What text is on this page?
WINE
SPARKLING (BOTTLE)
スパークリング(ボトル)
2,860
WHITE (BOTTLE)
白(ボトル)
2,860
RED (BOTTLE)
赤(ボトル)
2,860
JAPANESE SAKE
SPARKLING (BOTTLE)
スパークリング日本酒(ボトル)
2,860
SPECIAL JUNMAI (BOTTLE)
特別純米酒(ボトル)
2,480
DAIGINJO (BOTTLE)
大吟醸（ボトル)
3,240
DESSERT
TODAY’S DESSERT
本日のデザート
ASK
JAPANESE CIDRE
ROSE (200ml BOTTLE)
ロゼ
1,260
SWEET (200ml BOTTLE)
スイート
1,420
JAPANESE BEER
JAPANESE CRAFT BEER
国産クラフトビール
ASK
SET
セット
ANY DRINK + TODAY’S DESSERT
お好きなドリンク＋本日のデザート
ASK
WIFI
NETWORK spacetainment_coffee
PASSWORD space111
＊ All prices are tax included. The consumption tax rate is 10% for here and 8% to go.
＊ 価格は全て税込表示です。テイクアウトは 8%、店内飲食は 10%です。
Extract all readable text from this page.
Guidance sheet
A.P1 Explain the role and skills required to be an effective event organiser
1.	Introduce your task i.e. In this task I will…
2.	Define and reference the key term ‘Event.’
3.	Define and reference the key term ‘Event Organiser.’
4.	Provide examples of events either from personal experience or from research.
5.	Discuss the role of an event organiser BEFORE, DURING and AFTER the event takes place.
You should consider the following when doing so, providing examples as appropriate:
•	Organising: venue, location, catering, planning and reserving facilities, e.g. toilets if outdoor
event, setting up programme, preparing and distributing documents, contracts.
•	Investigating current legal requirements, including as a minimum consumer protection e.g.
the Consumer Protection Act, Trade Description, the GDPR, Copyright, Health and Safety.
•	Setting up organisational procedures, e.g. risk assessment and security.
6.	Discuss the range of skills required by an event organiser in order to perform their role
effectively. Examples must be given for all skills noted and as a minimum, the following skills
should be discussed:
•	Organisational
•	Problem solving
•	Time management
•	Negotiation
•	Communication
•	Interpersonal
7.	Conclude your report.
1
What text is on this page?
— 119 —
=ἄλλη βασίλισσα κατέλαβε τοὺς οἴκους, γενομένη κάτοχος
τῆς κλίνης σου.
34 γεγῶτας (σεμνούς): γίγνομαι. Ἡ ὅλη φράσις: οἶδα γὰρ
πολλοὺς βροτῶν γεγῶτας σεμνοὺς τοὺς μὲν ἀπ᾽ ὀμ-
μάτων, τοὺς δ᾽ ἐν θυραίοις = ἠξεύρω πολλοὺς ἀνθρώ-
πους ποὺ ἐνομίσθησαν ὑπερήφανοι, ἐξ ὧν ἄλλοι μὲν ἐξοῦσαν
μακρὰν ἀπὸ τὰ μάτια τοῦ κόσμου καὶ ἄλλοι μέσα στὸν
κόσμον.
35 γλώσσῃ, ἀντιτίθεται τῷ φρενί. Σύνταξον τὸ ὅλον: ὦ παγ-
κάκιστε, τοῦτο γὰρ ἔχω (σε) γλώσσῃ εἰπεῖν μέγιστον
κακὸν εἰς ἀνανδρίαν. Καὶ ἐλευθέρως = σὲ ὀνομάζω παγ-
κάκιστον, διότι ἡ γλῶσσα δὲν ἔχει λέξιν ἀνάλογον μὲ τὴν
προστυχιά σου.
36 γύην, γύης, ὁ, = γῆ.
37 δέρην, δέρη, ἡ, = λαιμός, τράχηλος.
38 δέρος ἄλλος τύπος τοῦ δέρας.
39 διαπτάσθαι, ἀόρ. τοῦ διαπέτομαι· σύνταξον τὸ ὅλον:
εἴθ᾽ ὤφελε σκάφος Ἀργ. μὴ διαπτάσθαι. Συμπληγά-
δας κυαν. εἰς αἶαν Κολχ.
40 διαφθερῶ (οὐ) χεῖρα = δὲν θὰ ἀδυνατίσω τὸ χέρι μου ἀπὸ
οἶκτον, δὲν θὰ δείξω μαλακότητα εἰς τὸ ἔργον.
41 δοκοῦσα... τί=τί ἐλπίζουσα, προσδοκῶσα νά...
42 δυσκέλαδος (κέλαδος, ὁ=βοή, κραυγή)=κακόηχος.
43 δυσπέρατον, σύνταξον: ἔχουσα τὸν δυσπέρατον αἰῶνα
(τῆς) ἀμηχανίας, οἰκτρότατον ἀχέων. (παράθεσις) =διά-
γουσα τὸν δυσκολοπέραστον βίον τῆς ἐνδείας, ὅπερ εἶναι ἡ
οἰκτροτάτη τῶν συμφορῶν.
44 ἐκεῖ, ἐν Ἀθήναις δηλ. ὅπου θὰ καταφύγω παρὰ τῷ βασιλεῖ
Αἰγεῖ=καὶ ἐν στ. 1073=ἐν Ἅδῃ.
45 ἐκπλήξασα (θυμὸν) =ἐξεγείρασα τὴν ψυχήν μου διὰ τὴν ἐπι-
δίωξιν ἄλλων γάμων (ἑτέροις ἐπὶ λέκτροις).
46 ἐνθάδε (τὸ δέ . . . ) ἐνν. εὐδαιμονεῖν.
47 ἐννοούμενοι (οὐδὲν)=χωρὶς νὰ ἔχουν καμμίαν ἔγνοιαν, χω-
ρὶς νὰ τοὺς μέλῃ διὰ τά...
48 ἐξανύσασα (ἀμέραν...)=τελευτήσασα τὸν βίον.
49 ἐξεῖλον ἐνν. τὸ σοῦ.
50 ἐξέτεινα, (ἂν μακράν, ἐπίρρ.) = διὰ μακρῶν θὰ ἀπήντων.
_ _ _ _
### [Exercise aim]
The records above must be repeated exactly, every one of them.

### [Response]
What text is on this page?
WINE
SPARKLING (BOTTLE)
スパークリング(ボトル)
2,860
WHITE (BOTTLE)
白(ボトル)
2,860
RED (BOTTLE)
赤(ボトル)
2,860
JAPANESE SAKE
SPARKLING (BOTTLE)
スパークリング日本酒(ボトル)
2,860
SPECIAL JUNMAI (BOTTLE)
特別純米酒(ボトル)
2,480
DAIGINJO (BOTTLE)
大吟醸（ボトル)
3,240
DESSERT
TODAY’S DESSERT
本日のデザート
ASK
JAPANESE CIDRE
ROSE (200ml BOTTLE)
ロゼ
1,260
SWEET (200ml BOTTLE)
スイート
1,420
JAPANESE BEER
JAPANESE CRAFT BEER
国産クラフトビール
ASK
SET
セット
ANY DRINK + TODAY’S DESSERT
お好きなドリンク＋本日のデザート
ASK
WIFI
NETWORK spacetainment_coffee
PASSWORD space111
＊ All prices are tax included. The consumption tax rate is 10% for here and 8% to go.
＊ 価格は全て税込表示です。テイクアウトは 8%、店内飲食は 10%です。
Extract all readable text from this page.
Guidance sheet
A.P1 Explain the role and skills required to be an effective event organiser
1.	Introduce your task i.e. In this task I will…
2.	Define and reference the key term ‘Event.’
3.	Define and reference the key term ‘Event Organiser.’
4.	Provide examples of events either from personal experience or from research.
5.	Discuss the role of an event organiser BEFORE, DURING and AFTER the event takes place.
You should consider the following when doing so, providing examples as appropriate:
•	Organising: venue, location, catering, planning and reserving facilities, e.g. toilets if outdoor
event, setting up programme, preparing and distributing documents, contracts.
•	Investigating current legal requirements, including as a minimum consumer protection e.g.
the Consumer Protection Act, Trade Description, the GDPR, Copyright, Health and Safety.
•	Setting up organisational procedures, e.g. risk assessment and security.
6.	Discuss the range of skills required by an event organiser in order to perform their role
effectively. Examples must be given for all skills noted and as a minimum, the following skills
should be discussed:
•	Organisational
•	Problem solving
•	Time management
•	Negotiation
•	Communication
•	Interpersonal
7.	Conclude your report.
1
What text is on this page?
— 119 —
=ἄλλη βασίλισσα κατέλαβε τοὺς οἴκους, γενομένη κάτοχος
τῆς κλίνης σου.
34 γεγῶτας (σεμνούς): γίγνομαι. Ἡ ὅλη φράσις: οἶδα γὰρ
πολλοὺς βροτῶν γεγῶτας σεμνοὺς τοὺς μὲν ἀπ᾽ ὀμ-
μάτων, τοὺς δ᾽ ἐν θυραίοις = ἠξεύρω πολλοὺς ἀνθρώ-
πους ποὺ ἐνομίσθησαν ὑπερήφανοι, ἐξ ὧν ἄλλοι μὲν ἐξοῦσαν
μακρὰν ἀπὸ τὰ μάτια τοῦ κόσμου καὶ ἄλλοι μέσα στὸν
κόσμον.
35 γλώσσῃ, ἀντιτίθεται τῷ φρενί. Σύνταξον τὸ ὅλον: ὦ παγ-
κάκιστε, τοῦτο γὰρ ἔχω (σε) γλώσσῃ εἰπεῖν μέγιστον
κακὸν εἰς ἀνανδρίαν. Καὶ ἐλευθέρως = σὲ ὀνομάζω παγ-
κάκιστον, διότι ἡ γλῶσσα δὲν ἔχει λέξιν ἀνάλογον μὲ τὴν
προστυχιά σου.
36 γύην, γύης, ὁ, = γῆ.
37 δέρην, δέρη, ἡ, = λαιμός, τράχηλος.
38 δέρος ἄλλος τύπος τοῦ δέρας.
39 διαπτάσθαι, ἀόρ. τοῦ διαπέτομαι· σύνταξον τὸ ὅλον:
εἴθ᾽ ὤφελε σκάφος Ἀργ. μὴ διαπτάσθαι. Συμπληγά-
δας κυαν. εἰς αἶαν Κολχ.
40 διαφθερῶ (οὐ) χεῖρα = δὲν θὰ ἀδυνατίσω τὸ χέρι μου ἀπὸ
οἶκτον, δὲν θὰ δείξω μαλακότητα εἰς τὸ ἔργον.
41 δοκοῦσα... τί=τί ἐλπίζουσα, προσδοκῶσα νά...
42 δυσκέλαδος (κέλαδος, ὁ=βοή, κραυγή)=κακόηχος.
43 δυσπέρατον, σύνταξον: ἔχουσα τὸν δυσπέρατον αἰῶνα
(τῆς) ἀμηχανίας, οἰκτρότατον ἀχέων. (παράθεσις) =διά-
γουσα τὸν δυσκολοπέραστον βίον τῆς ἐνδείας, ὅπερ εἶναι ἡ
οἰκτροτάτη τῶν συμφορῶν.
44 ἐκεῖ, ἐν Ἀθήναις δηλ. ὅπου θὰ καταφύγω παρὰ τῷ βασιλεῖ
Αἰγεῖ=καὶ ἐν στ. 1073=ἐν Ἅδῃ.
45 ἐκπλήξασα (θυμὸν) =ἐξεγείρασα τὴν ψυχήν μου διὰ τὴν ἐπι-
δίωξιν ἄλλων γάμων (ἑτέροις ἐπὶ λέκτροις).
46 ἐνθάδε (τὸ δέ . . . ) ἐνν. εὐδαιμονεῖν.
47 ἐννοούμενοι (οὐδὲν)=χωρὶς νὰ ἔχουν καμμίαν ἔγνοιαν, χω-
ρὶς νὰ τοὺς μέλῃ διὰ τά...
48 ἐξανύσασα (ἀμέραν...)=τελευτήσασα τὸν βίον.
49 ἐξεῖλον ἐνν. τὸ σοῦ.
50 ἐξέτεινα, (ἂν μακράν, ἐπίρρ.) = διὰ μακρῶν θὰ ἀπήντων.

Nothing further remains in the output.